In this exercise, reproduce all the entries that follow exactly.

_Stored data_.
┄┄┄┄┄┄┄┄┄┄┄┄┄┄┄┄┄┄┄┄

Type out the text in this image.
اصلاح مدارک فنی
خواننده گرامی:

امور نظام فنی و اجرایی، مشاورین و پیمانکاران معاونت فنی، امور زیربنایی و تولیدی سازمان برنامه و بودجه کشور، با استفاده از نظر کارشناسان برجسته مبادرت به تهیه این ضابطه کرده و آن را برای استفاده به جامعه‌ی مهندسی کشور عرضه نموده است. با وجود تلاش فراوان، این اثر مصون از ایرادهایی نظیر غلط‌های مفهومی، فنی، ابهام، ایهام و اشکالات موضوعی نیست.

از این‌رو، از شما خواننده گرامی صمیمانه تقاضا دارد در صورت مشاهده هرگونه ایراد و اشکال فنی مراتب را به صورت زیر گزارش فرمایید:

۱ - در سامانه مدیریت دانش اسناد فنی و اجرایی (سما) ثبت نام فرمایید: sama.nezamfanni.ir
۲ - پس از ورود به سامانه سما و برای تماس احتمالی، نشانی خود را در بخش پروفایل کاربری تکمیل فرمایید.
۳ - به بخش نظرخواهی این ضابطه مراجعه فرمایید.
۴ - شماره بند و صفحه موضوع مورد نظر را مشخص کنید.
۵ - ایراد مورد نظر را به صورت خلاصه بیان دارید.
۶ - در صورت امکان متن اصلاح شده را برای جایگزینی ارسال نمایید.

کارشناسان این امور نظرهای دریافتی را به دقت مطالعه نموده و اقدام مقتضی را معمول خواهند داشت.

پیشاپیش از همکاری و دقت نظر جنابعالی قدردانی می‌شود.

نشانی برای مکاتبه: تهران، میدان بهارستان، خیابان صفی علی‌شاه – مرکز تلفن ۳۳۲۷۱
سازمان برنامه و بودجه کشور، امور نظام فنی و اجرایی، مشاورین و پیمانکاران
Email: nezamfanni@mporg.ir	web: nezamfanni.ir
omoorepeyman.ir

┄┄┄┄┄┄┄┄┄┄┄┄┄┄┄┄┄┄┄┄

_Task solution_.
Type out the text in this image.
اصلاح مدارک فنی
خواننده گرامی:

امور نظام فنی و اجرایی، مشاورین و پیمانکاران معاونت فنی، امور زیربنایی و تولیدی سازمان برنامه و بودجه کشور، با استفاده از نظر کارشناسان برجسته مبادرت به تهیه این ضابطه کرده و آن را برای استفاده به جامعه‌ی مهندسی کشور عرضه نموده است. با وجود تلاش فراوان، این اثر مصون از ایرادهایی نظیر غلط‌های مفهومی، فنی، ابهام، ایهام و اشکالات موضوعی نیست.

از این‌رو، از شما خواننده گرامی صمیمانه تقاضا دارد در صورت مشاهده هرگونه ایراد و اشکال فنی مراتب را به صورت زیر گزارش فرمایید:

۱ - در سامانه مدیریت دانش اسناد فنی و اجرایی (سما) ثبت نام فرمایید: sama.nezamfanni.ir
۲ - پس از ورود به سامانه سما و برای تماس احتمالی، نشانی خود را در بخش پروفایل کاربری تکمیل فرمایید.
۳ - به بخش نظرخواهی این ضابطه مراجعه فرمایید.
۴ - شماره بند و صفحه موضوع مورد نظر را مشخص کنید.
۵ - ایراد مورد نظر را به صورت خلاصه بیان دارید.
۶ - در صورت امکان متن اصلاح شده را برای جایگزینی ارسال نمایید.

کارشناسان این امور نظرهای دریافتی را به دقت مطالعه نموده و اقدام مقتضی را معمول خواهند داشت.

پیشاپیش از همکاری و دقت نظر جنابعالی قدردانی می‌شود.

نشانی برای مکاتبه: تهران، میدان بهارستان، خیابان صفی علی‌شاه – مرکز تلفن ۳۳۲۷۱
سازمان برنامه و بودجه کشور، امور نظام فنی و اجرایی، مشاورین و پیمانکاران
Email: nezamfanni@mporg.ir	web: nezamfanni.ir
omoorepeyman.ir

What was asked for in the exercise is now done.